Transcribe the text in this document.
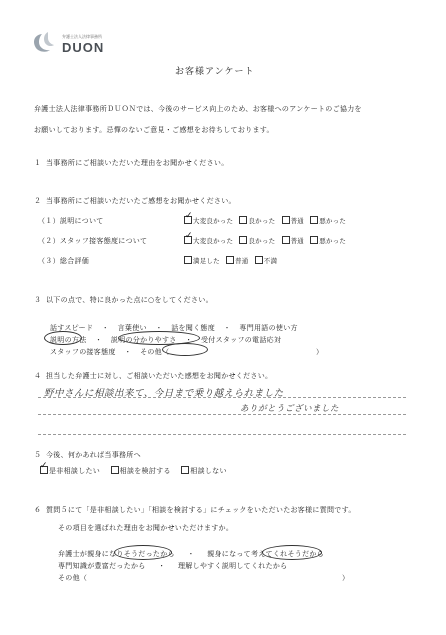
弁護士法人法律事務所
DUON
お客様アンケート
弁護士法人法律事務所ＤＵＯＮでは、今後のサービス向上のため、お客様へのアンケートのご協力を
お願いしております。忌憚のないご意見・ご感想をお待ちしております。
１ 当事務所にご相談いただいた理由をお聞かせください。
２ 当事務所にご相談いただいたご感想をお聞かせください。
（１）説明について	大変良かった 良かった 普通 悪かった
✓
（２）スタッフ接客態度について	大変良かった 良かった 普通 悪かった
✓
（３）総合評価	満足した 普通 不満
３ 以下の点で、特に良かった点に○をしてください。
話すスピード ・ 言葉使い ・ 話を聞く態度 ・ 専門用語の使い方
説明の方法 ・ 説明の分かりやすさ ・ 受付スタッフの電話応対
スタッフの接客態度 ・ その他（	）
４ 担当した弁護士に対し、ご相談いただいた感想をお聞かせください。
野中さんに相談出来て、今日まで乗り越えられました
ありがとうございました
５ 今後、何かあれば当事務所へ
是非相談したい	相談を検討する	相談しない
✓
６ 質問５にて「是非相談したい」「相談を検討する」にチェックをいただいたお客様に質問です。
その項目を選ばれた理由をお聞かせいただけますか。
弁護士が親身になりそうだったから ・ 親身になって考えてくれそうだから
専門知識が豊富だったから ・ 理解しやすく説明してくれたから
その他（	）
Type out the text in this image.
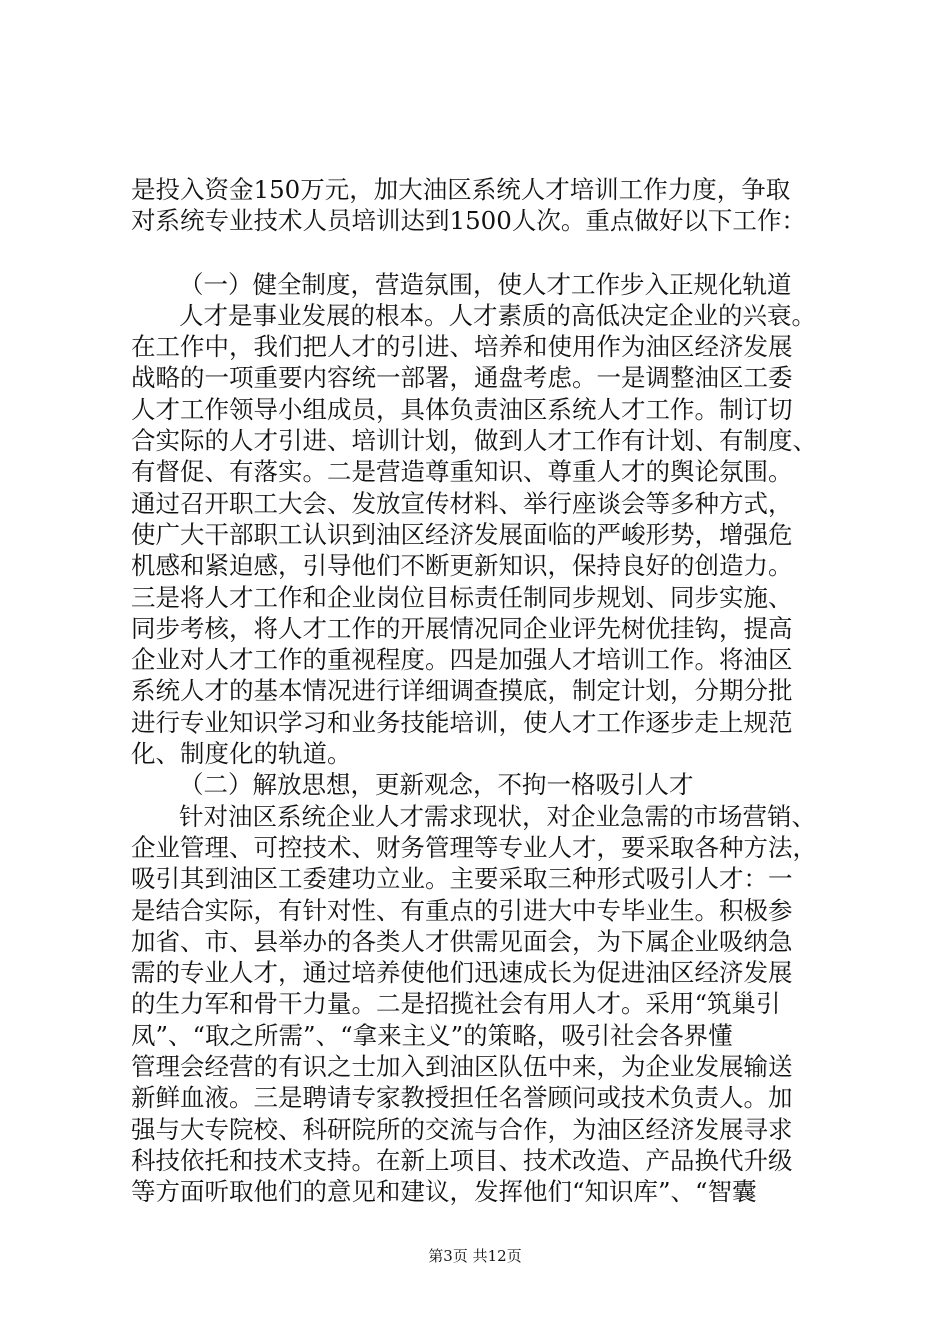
是投入资金150万元，加大油区系统人才培训工作力度，争取
对系统专业技术人员培训达到1500人次。重点做好以下工作：
（一）健全制度，营造氛围，使人才工作步入正规化轨道
人才是事业发展的根本。人才素质的高低决定企业的兴衰。
在工作中，我们把人才的引进、培养和使用作为油区经济发展
战略的一项重要内容统一部署，通盘考虑。一是调整油区工委
人才工作领导小组成员，具体负责油区系统人才工作。制订切
合实际的人才引进、培训计划，做到人才工作有计划、有制度、
有督促、有落实。二是营造尊重知识、尊重人才的舆论氛围。
通过召开职工大会、发放宣传材料、举行座谈会等多种方式，
使广大干部职工认识到油区经济发展面临的严峻形势，增强危
机感和紧迫感，引导他们不断更新知识，保持良好的创造力。
三是将人才工作和企业岗位目标责任制同步规划、同步实施、
同步考核，将人才工作的开展情况同企业评先树优挂钩，提高
企业对人才工作的重视程度。四是加强人才培训工作。将油区
系统人才的基本情况进行详细调查摸底，制定计划，分期分批
进行专业知识学习和业务技能培训，使人才工作逐步走上规范
化、制度化的轨道。
（二）解放思想，更新观念，不拘一格吸引人才
针对油区系统企业人才需求现状，对企业急需的市场营销、
企业管理、可控技术、财务管理等专业人才，要采取各种方法，
吸引其到油区工委建功立业。主要采取三种形式吸引人才：一
是结合实际，有针对性、有重点的引进大中专毕业生。积极参
加省、市、县举办的各类人才供需见面会，为下属企业吸纳急
需的专业人才，通过培养使他们迅速成长为促进油区经济发展
的生力军和骨干力量。二是招揽社会有用人才。采用“筑巢引
凤”、“取之所需”、“拿来主义”的策略，吸引社会各界懂
管理会经营的有识之士加入到油区队伍中来，为企业发展输送
新鲜血液。三是聘请专家教授担任名誉顾问或技术负责人。加
强与大专院校、科研院所的交流与合作，为油区经济发展寻求
科技依托和技术支持。在新上项目、技术改造、产品换代升级
等方面听取他们的意见和建议，发挥他们“知识库”、“智囊
第3页 共12页
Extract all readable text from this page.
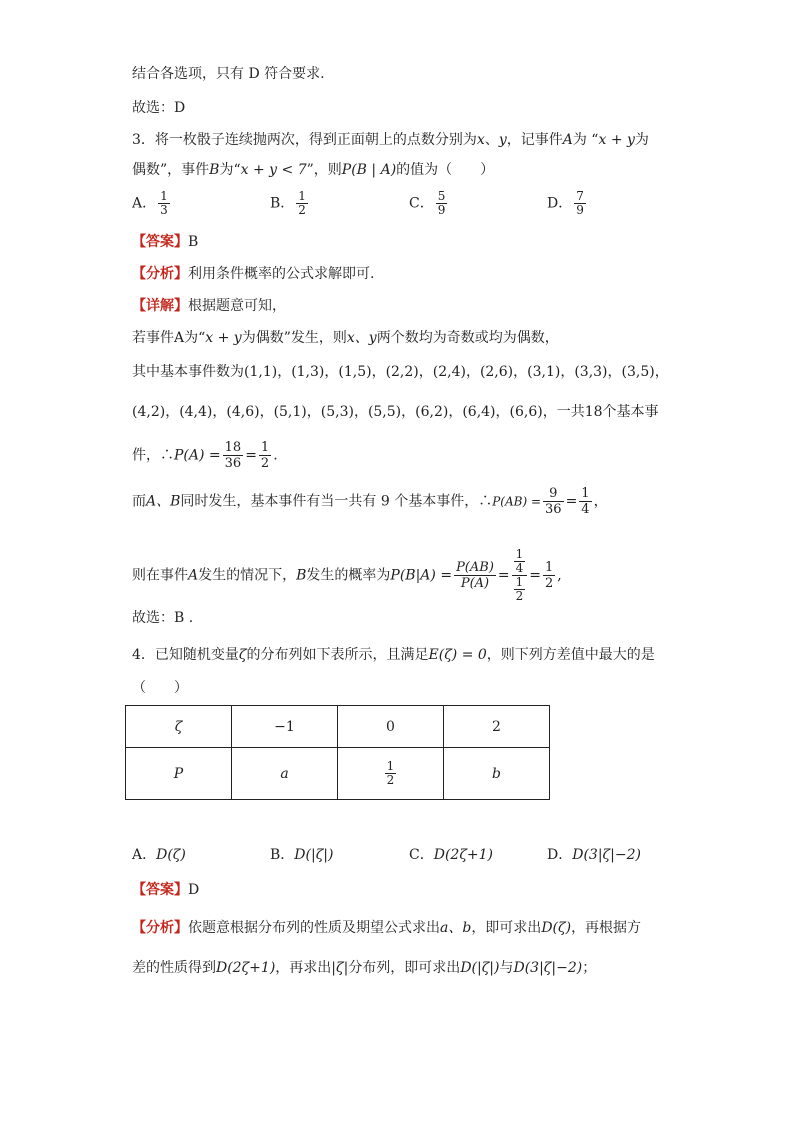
结合各选项，只有 D 符合要求.
故选：D
3．将一枚骰子连续抛两次，得到正面朝上的点数分别为x、y，记事件A为 “x + y为
偶数”，事件B为“x + y < 7”，则P(B | A)的值为（　　）
A． $\frac{1}{3}$	B． $\frac{1}{2}$	C． $\frac{5}{9}$	D． $\frac{7}{9}$
【答案】B
【分析】利用条件概率的公式求解即可.
【详解】根据题意可知，
若事件A为“x + y为偶数”发生，则x、y两个数均为奇数或均为偶数，
其中基本事件数为(1,1)，(1,3)，(1,5)，(2,2)，(2,4)，(2,6)，(3,1)，(3,3)，(3,5)，
(4,2)，(4,4)，(4,6)，(5,1)，(5,3)，(5,5)，(6,2)，(6,4)，(6,6)，一共18个基本事
件，∴P(A) = $\frac{18}{36} = \frac{1}{2}$ .
而A、B同时发生，基本事件有当一共有 9 个基本事件，∴P(AB) = $\frac{9}{36} = \frac{1}{4}$ ，
则在事件A发生的情况下，B发生的概率为$P(B|A) = \frac{P(AB)}{P(A)} = \frac{\frac{1}{4}}{\frac{1}{2}} = \frac{1}{2}$ ,
故选：B .
4．已知随机变量ζ的分布列如下表所示，且满足E(ζ) = 0，则下列方差值中最大的是
（　　）
ζ	−1	0	2
P	a	$\frac{1}{2}$	b
A．D(ζ)	B．D(|ζ|)	C．D(2ζ+1)	D．D(3|ζ|−2)
【答案】D
【分析】依题意根据分布列的性质及期望公式求出a、b，即可求出D(ζ)，再根据方
差的性质得到D(2ζ+1)，再求出|ζ|分布列，即可求出D(|ζ|)与D(3|ζ|−2)；
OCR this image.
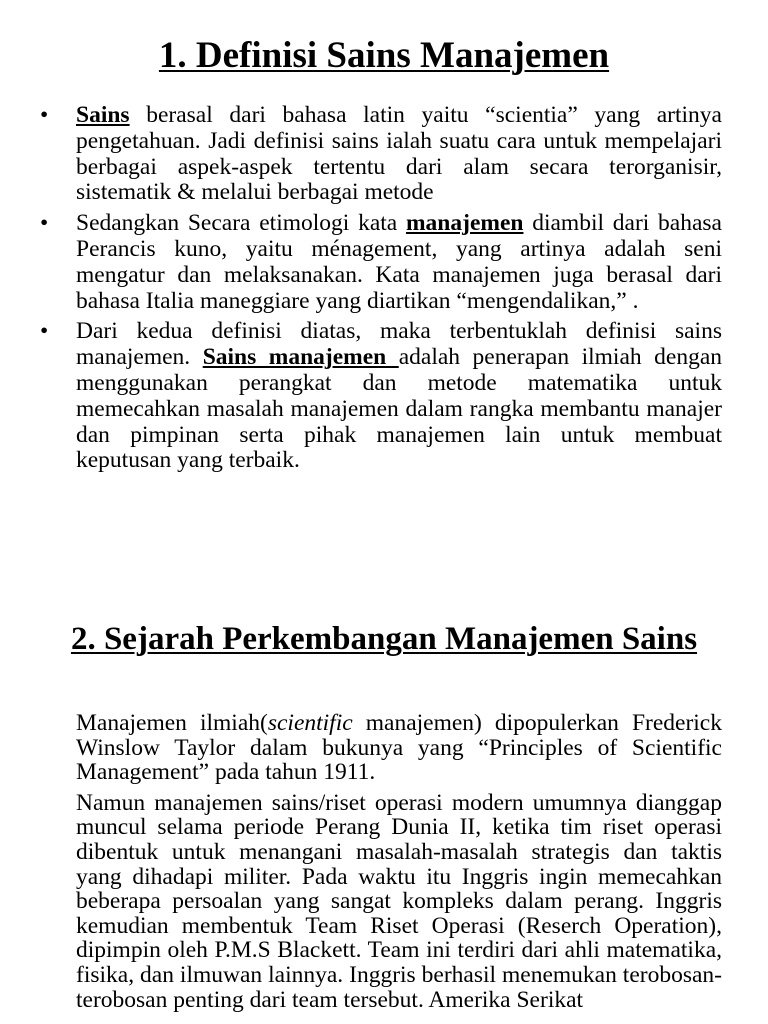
1. Definisi Sains Manajemen
•	Sains berasal dari bahasa latin yaitu “scientia” yang artinya pengetahuan. Jadi definisi sains ialah suatu cara untuk mempelajari berbagai aspek-aspek tertentu dari alam secara terorganisir, sistematik & melalui berbagai metode
•	Sedangkan Secara etimologi kata manajemen diambil dari bahasa Perancis kuno, yaitu ménagement, yang artinya adalah seni mengatur dan melaksanakan. Kata manajemen juga berasal dari bahasa Italia maneggiare yang diartikan “mengendalikan,” .
•	Dari kedua definisi diatas, maka terbentuklah definisi sains manajemen. Sains manajemen adalah penerapan ilmiah dengan menggunakan perangkat dan metode matematika untuk memecahkan masalah manajemen dalam rangka membantu manajer dan pimpinan serta pihak manajemen lain untuk membuat keputusan yang terbaik.
2. Sejarah Perkembangan Manajemen Sains

Manajemen ilmiah(scientific manajemen) dipopulerkan Frederick Winslow Taylor dalam bukunya yang “Principles of Scientific Management” pada tahun 1911.

Namun manajemen sains/riset operasi modern umumnya dianggap muncul selama periode Perang Dunia II, ketika tim riset operasi dibentuk untuk menangani masalah-masalah strategis dan taktis yang dihadapi militer. Pada waktu itu Inggris ingin memecahkan beberapa persoalan yang sangat kompleks dalam perang. Inggris kemudian membentuk Team Riset Operasi (Reserch Operation), dipimpin oleh P.M.S Blackett. Team ini terdiri dari ahli matematika, fisika, dan ilmuwan lainnya. Inggris berhasil menemukan terobosan-terobosan penting dari team tersebut. Amerika Serikat
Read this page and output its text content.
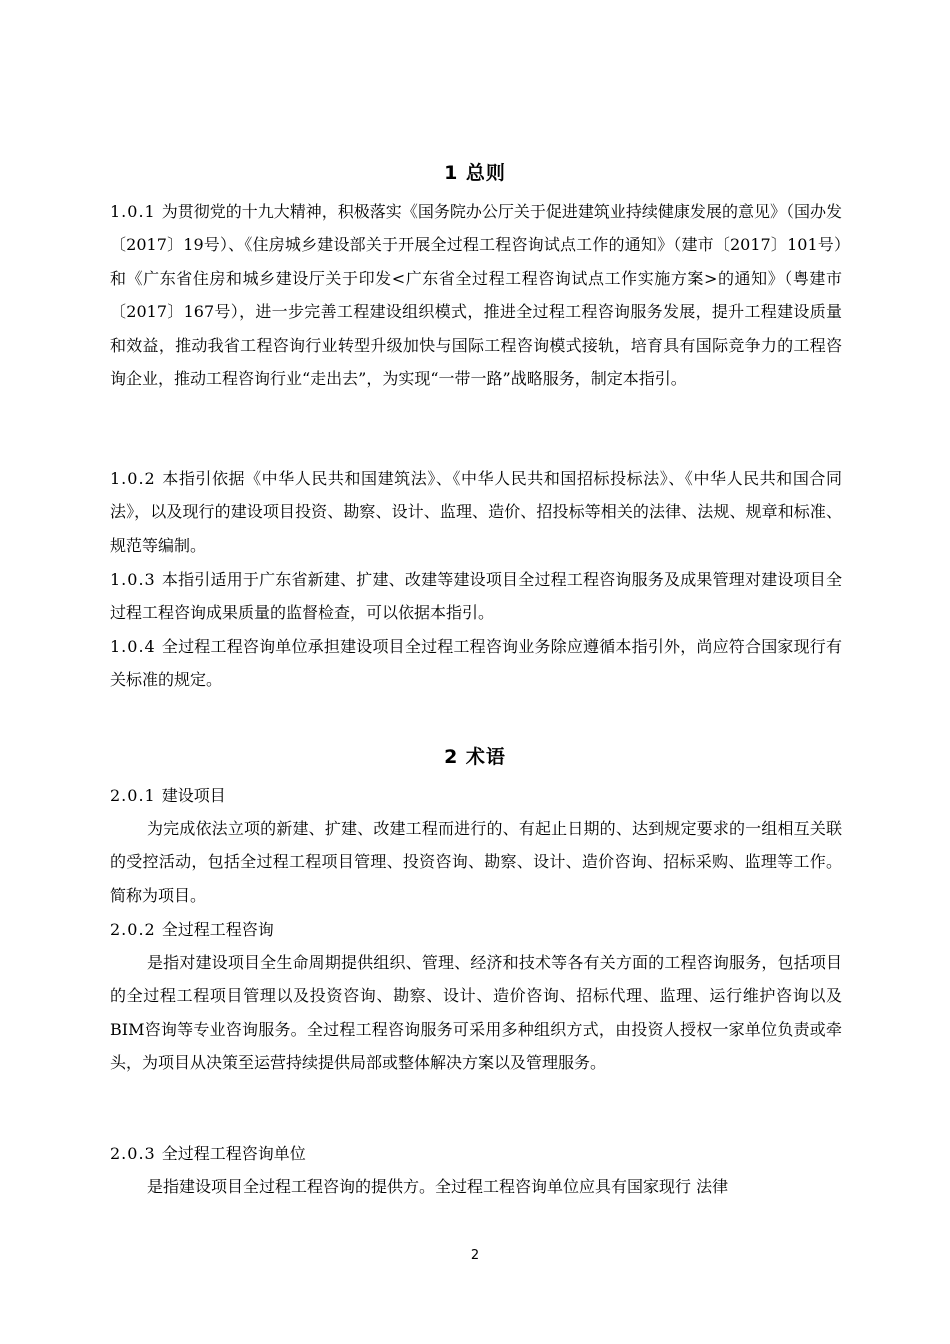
1 总则
1.0.1 为贯彻党的十九大精神，积极落实《国务院办公厅关于促进建筑业持续健康发展的意见》（国办发〔2017〕19号）、《住房城乡建设部关于开展全过程工程咨询试点工作的通知》（建市〔2017〕101号）和《广东省住房和城乡建设厅关于印发<广东省全过程工程咨询试点工作实施方案>的通知》（粤建市〔2017〕167号），进一步完善工程建设组织模式，推进全过程工程咨询服务发展，提升工程建设质量和效益，推动我省工程咨询行业转型升级加快与国际工程咨询模式接轨，培育具有国际竞争力的工程咨询企业，推动工程咨询行业“走出去”，为实现“一带一路”战略服务，制定本指引。
1.0.2 本指引依据《中华人民共和国建筑法》、《中华人民共和国招标投标法》、《中华人民共和国合同法》，以及现行的建设项目投资、勘察、设计、监理、造价、招投标等相关的法律、法规、规章和标准、规范等编制。
1.0.3 本指引适用于广东省新建、扩建、改建等建设项目全过程工程咨询服务及成果管理对建设项目全过程工程咨询成果质量的监督检查，可以依据本指引。
1.0.4 全过程工程咨询单位承担建设项目全过程工程咨询业务除应遵循本指引外，尚应符合国家现行有关标准的规定。
2 术语
2.0.1 建设项目
为完成依法立项的新建、扩建、改建工程而进行的、有起止日期的、达到规定要求的一组相互关联的受控活动，包括全过程工程项目管理、投资咨询、勘察、设计、造价咨询、招标采购、监理等工作。简称为项目。
2.0.2 全过程工程咨询
是指对建设项目全生命周期提供组织、管理、经济和技术等各有关方面的工程咨询服务，包括项目的全过程工程项目管理以及投资咨询、勘察、设计、造价咨询、招标代理、监理、运行维护咨询以及BIM咨询等专业咨询服务。全过程工程咨询服务可采用多种组织方式，由投资人授权一家单位负责或牵头，为项目从决策至运营持续提供局部或整体解决方案以及管理服务。
2.0.3 全过程工程咨询单位
是指建设项目全过程工程咨询的提供方。全过程工程咨询单位应具有国家现行 法律
2
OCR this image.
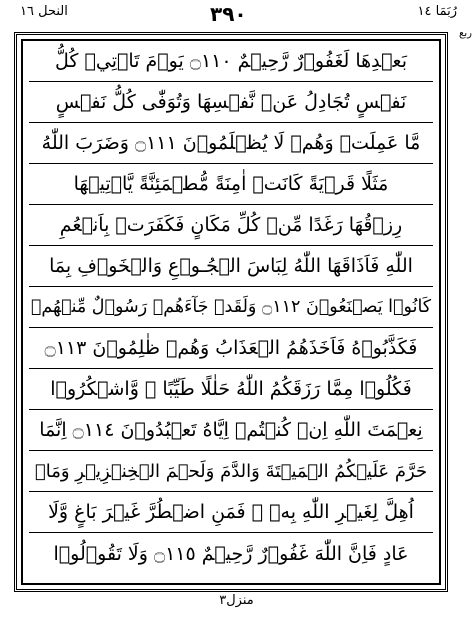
النحل ١٦	٣٩٠	رُبَمَا ١٤
ربع
بَعۡدِهَا لَغَفُوۡرٌ رَّحِيۡمٌ ۝١١٠ يَوۡمَ تَاۡتِيۡ كُلُّ
نَفۡسٍ تُجَادِلُ عَنۡ نَّفۡسِهَا وَتُوَفّٰى كُلُّ نَفۡسٍ
مَّا عَمِلَتۡ وَهُمۡ لَا يُظۡلَمُوۡنَ ۝١١١ وَضَرَبَ اللّٰهُ
مَثَلًا قَرۡيَةً كَانَتۡ اٰمِنَةً مُّطۡمَئِنَّةً يَّاۡتِيۡهَا
رِزۡقُهَا رَغَدًا مِّنۡ كُلِّ مَكَانٍ فَكَفَرَتۡ بِاَنۡعُمِ
اللّٰهِ فَاَذَاقَهَا اللّٰهُ لِبَاسَ الۡجُـوۡعِ وَالۡخَوۡفِ بِمَا
كَانُوۡا يَصۡنَعُوۡنَ ۝١١٢ وَلَقَدۡ جَآءَهُمۡ رَسُوۡلٌ مِّنۡهُمۡ
فَكَذَّبُوۡهُ فَاَخَذَهُمُ الۡعَذَابُ وَهُمۡ ظٰلِمُوۡنَ ۝١١٣
فَكُلُوۡا مِمَّا رَزَقَكُمُ اللّٰهُ حَلٰلًا طَيِّبًا ۖ وَّاشۡكُرُوۡا
نِعۡمَتَ اللّٰهِ اِنۡ كُنۡتُمۡ اِيَّاهُ تَعۡبُدُوۡنَ ۝١١٤ اِنَّمَا
حَرَّمَ عَلَيۡكُمُ الۡمَيۡتَةَ وَالدَّمَ وَلَحۡمَ الۡخِنۡزِيۡرِ وَمَاۤ
اُهِلَّ لِغَيۡرِ اللّٰهِ بِهٖ ۚ فَمَنِ اضۡطُرَّ غَيۡرَ بَاغٍ وَّلَا
عَادٍ فَاِنَّ اللّٰهَ غَفُوۡرٌ رَّحِيۡمٌ ۝١١٥ وَلَا تَقُوۡلُوۡا
منزل٣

*What is required*
Report how many lines in these entries contain "造价咨询". Answer with the number only.

*Response to the task*
2